(THE PROBLEM): Where the string "icon" occurs in the material below, report the whole line.

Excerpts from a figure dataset

++++++++++++++++++++

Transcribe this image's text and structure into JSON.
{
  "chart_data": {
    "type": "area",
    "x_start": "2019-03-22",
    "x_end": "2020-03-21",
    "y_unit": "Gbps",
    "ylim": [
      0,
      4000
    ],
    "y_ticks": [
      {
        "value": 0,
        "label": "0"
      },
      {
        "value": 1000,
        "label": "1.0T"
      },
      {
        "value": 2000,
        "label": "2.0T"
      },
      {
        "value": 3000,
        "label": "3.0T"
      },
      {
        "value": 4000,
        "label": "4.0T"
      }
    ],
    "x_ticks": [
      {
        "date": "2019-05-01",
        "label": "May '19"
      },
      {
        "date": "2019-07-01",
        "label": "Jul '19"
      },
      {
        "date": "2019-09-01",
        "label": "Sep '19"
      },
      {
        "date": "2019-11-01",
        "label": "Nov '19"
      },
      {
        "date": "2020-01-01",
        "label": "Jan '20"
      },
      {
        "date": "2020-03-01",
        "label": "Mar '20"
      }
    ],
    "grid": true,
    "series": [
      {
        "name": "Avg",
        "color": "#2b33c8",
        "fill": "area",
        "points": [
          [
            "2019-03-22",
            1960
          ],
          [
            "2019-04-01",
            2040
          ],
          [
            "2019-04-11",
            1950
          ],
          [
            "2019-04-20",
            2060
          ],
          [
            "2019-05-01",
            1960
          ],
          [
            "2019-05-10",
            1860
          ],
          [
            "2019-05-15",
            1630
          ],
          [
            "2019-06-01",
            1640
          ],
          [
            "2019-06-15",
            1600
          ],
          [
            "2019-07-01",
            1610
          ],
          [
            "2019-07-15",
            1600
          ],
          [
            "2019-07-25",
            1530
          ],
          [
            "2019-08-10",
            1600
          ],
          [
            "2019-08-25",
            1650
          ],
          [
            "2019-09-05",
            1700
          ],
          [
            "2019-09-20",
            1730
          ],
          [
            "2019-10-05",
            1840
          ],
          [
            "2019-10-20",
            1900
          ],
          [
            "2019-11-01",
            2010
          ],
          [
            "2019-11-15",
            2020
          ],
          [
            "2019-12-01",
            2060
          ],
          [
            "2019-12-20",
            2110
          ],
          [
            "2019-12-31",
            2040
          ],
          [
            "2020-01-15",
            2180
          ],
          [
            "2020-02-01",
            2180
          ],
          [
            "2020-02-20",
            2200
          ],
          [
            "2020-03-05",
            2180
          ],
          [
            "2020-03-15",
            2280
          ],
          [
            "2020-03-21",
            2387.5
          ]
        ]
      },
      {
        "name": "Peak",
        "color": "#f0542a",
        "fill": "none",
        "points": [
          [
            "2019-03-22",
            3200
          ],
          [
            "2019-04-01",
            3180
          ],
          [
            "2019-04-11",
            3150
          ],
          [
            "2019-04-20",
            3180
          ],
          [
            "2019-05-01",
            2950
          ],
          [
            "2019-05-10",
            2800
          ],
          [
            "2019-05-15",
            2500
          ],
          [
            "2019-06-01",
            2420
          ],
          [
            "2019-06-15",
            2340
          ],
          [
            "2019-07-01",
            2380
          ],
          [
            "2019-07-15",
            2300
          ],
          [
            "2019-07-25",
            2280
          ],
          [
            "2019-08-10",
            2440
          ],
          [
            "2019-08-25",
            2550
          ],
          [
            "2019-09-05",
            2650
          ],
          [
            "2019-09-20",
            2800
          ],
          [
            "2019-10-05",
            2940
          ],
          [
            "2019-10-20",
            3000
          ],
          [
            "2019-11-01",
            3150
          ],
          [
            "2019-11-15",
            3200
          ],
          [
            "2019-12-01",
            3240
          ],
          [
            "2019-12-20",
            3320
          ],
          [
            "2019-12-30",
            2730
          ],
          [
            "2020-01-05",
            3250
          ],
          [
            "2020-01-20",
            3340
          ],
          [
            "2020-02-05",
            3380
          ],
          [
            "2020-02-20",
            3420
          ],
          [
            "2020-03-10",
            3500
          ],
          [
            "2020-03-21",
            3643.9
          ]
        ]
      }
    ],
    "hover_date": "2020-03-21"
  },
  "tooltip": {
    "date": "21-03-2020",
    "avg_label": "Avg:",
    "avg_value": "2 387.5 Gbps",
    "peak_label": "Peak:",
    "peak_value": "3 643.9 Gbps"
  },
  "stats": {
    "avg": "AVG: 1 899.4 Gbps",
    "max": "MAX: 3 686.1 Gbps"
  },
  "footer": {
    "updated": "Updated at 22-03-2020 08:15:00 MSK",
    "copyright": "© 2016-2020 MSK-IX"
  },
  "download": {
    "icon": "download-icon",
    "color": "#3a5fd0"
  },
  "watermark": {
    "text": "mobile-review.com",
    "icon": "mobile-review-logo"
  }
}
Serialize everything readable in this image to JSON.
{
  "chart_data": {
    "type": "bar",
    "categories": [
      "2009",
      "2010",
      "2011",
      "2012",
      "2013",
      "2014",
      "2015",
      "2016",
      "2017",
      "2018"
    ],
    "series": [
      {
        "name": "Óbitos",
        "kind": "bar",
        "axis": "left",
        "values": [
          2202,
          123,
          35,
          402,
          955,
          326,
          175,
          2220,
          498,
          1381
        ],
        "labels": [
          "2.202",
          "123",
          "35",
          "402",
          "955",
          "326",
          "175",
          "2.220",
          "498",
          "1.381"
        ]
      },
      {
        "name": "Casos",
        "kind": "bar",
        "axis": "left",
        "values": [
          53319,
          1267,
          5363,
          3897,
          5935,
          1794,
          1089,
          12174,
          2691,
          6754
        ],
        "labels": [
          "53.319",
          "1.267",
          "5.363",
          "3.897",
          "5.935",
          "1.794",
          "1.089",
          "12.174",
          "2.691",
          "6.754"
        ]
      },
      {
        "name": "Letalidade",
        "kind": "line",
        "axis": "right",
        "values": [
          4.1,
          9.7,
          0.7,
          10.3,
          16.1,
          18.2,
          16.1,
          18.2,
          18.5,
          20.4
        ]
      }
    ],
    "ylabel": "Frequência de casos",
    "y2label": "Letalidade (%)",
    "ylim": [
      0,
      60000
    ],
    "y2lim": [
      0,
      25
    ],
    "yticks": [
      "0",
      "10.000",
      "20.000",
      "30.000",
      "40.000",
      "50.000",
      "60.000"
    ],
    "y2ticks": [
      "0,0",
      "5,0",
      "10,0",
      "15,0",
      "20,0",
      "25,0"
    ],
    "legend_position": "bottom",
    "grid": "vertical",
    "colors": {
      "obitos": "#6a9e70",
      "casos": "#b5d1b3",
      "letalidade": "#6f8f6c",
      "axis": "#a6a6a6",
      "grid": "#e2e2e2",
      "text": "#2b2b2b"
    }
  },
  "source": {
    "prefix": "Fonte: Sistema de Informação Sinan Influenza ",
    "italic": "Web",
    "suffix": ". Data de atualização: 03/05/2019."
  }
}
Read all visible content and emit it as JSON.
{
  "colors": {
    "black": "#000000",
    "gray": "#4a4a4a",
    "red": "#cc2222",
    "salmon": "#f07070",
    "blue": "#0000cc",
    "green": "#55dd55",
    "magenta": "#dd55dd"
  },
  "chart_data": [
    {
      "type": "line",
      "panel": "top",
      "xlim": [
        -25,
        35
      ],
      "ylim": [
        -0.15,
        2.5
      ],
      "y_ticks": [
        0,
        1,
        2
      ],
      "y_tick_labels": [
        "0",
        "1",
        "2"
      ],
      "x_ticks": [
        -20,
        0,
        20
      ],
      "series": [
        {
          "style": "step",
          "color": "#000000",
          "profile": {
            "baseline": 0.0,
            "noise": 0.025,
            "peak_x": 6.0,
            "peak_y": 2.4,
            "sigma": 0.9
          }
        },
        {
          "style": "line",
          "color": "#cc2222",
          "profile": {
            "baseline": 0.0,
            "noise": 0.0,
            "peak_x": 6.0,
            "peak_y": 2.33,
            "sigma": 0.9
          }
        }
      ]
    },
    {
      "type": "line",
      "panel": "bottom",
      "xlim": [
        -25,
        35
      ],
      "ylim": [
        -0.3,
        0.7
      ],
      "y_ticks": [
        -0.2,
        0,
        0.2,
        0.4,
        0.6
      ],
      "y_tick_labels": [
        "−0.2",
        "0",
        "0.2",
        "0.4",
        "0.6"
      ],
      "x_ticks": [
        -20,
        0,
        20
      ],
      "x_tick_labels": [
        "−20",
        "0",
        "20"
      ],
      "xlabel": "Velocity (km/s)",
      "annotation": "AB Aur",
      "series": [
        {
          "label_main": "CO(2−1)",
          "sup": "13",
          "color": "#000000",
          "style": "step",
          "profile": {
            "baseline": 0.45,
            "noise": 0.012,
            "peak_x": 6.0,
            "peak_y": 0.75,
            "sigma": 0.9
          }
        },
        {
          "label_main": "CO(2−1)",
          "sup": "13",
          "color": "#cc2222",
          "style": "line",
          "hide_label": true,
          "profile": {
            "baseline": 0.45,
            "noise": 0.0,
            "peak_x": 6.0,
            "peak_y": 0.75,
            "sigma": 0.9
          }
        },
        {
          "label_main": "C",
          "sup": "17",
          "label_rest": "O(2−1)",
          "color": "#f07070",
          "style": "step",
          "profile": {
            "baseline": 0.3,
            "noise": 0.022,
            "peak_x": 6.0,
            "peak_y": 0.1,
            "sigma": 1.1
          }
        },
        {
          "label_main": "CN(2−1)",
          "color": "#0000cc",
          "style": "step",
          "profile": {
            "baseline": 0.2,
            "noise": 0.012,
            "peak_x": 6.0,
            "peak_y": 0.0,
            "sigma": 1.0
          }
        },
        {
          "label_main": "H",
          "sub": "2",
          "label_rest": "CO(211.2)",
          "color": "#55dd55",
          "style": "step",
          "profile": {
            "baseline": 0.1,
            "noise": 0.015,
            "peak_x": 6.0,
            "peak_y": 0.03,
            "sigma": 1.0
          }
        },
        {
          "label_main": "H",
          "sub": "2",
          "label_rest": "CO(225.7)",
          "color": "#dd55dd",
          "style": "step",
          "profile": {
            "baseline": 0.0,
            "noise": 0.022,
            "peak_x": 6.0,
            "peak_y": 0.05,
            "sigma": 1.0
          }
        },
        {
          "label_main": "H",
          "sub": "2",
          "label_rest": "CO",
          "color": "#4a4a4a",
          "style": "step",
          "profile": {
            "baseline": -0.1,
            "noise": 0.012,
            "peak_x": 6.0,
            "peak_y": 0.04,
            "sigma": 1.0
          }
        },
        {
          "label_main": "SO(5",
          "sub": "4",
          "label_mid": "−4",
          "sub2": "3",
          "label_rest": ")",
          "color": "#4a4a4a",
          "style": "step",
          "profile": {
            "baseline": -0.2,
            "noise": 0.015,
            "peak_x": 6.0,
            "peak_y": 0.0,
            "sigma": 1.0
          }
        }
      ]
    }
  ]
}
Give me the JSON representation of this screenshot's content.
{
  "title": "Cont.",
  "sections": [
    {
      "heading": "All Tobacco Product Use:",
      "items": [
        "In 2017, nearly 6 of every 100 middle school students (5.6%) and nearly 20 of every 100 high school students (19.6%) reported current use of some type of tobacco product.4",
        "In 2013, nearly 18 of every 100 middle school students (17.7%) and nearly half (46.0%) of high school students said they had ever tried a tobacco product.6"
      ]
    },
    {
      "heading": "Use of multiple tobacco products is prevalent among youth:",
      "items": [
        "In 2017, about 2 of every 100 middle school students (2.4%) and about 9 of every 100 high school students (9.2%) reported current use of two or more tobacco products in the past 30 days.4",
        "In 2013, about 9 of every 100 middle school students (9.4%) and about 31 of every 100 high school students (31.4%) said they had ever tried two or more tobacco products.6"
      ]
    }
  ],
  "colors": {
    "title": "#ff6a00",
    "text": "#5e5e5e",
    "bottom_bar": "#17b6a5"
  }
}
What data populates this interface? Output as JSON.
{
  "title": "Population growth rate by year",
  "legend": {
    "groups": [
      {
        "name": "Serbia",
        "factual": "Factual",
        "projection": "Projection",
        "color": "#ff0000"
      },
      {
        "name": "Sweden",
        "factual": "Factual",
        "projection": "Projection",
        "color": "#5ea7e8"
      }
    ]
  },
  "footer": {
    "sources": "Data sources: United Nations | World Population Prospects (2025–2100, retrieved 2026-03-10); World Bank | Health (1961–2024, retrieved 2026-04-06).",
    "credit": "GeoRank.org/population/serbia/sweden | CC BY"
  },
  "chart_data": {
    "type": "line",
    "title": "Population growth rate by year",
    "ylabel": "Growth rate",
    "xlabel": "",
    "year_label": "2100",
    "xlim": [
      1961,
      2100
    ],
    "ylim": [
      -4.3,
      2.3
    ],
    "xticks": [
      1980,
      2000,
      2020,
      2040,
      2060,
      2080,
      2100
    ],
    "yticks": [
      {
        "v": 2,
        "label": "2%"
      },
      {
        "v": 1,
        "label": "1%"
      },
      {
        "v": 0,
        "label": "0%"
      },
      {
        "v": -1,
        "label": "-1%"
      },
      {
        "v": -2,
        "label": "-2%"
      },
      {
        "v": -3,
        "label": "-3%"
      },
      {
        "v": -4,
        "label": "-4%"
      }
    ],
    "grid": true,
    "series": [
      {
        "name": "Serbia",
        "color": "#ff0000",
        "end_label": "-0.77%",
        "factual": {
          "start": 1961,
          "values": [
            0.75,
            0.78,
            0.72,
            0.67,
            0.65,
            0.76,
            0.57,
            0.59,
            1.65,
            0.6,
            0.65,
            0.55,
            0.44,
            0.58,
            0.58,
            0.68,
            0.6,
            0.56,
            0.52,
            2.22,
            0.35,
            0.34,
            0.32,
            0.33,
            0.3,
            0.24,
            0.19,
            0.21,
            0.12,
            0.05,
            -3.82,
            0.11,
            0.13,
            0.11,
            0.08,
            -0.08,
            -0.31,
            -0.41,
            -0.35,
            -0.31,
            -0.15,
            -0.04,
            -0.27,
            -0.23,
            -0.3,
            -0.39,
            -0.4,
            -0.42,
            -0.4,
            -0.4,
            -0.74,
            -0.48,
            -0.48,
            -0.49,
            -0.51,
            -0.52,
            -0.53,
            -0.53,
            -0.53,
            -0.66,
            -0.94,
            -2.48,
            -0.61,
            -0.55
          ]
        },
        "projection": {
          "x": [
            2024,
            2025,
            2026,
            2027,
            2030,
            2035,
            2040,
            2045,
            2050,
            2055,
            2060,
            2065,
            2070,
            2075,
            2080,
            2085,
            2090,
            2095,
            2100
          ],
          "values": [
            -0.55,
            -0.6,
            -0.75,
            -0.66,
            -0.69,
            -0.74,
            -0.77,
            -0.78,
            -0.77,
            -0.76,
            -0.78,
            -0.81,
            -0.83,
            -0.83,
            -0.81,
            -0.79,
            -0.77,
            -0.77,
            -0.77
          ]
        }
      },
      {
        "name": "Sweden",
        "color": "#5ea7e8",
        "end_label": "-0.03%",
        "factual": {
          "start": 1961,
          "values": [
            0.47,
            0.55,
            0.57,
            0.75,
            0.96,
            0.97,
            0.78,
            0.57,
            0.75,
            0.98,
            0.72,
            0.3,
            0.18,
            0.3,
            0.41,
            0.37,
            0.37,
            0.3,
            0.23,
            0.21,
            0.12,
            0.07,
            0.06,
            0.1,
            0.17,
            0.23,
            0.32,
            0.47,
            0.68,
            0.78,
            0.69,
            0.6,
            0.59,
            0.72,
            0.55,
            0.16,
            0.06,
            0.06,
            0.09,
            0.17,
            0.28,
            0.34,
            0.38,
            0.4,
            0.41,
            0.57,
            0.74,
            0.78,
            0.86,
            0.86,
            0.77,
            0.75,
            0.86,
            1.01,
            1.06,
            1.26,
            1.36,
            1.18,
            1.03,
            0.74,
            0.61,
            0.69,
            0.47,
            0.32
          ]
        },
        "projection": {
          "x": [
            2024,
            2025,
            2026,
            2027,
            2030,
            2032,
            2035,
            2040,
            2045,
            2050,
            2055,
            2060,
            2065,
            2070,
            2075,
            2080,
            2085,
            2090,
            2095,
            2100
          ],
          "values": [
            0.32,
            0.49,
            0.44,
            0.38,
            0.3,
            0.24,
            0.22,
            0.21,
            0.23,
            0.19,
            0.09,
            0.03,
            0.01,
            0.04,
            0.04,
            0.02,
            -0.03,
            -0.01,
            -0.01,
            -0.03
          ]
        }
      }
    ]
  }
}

++++++++++++++++++++

(ANSWER):
    "icon": "download-icon",
    "icon": "mobile-review-logo"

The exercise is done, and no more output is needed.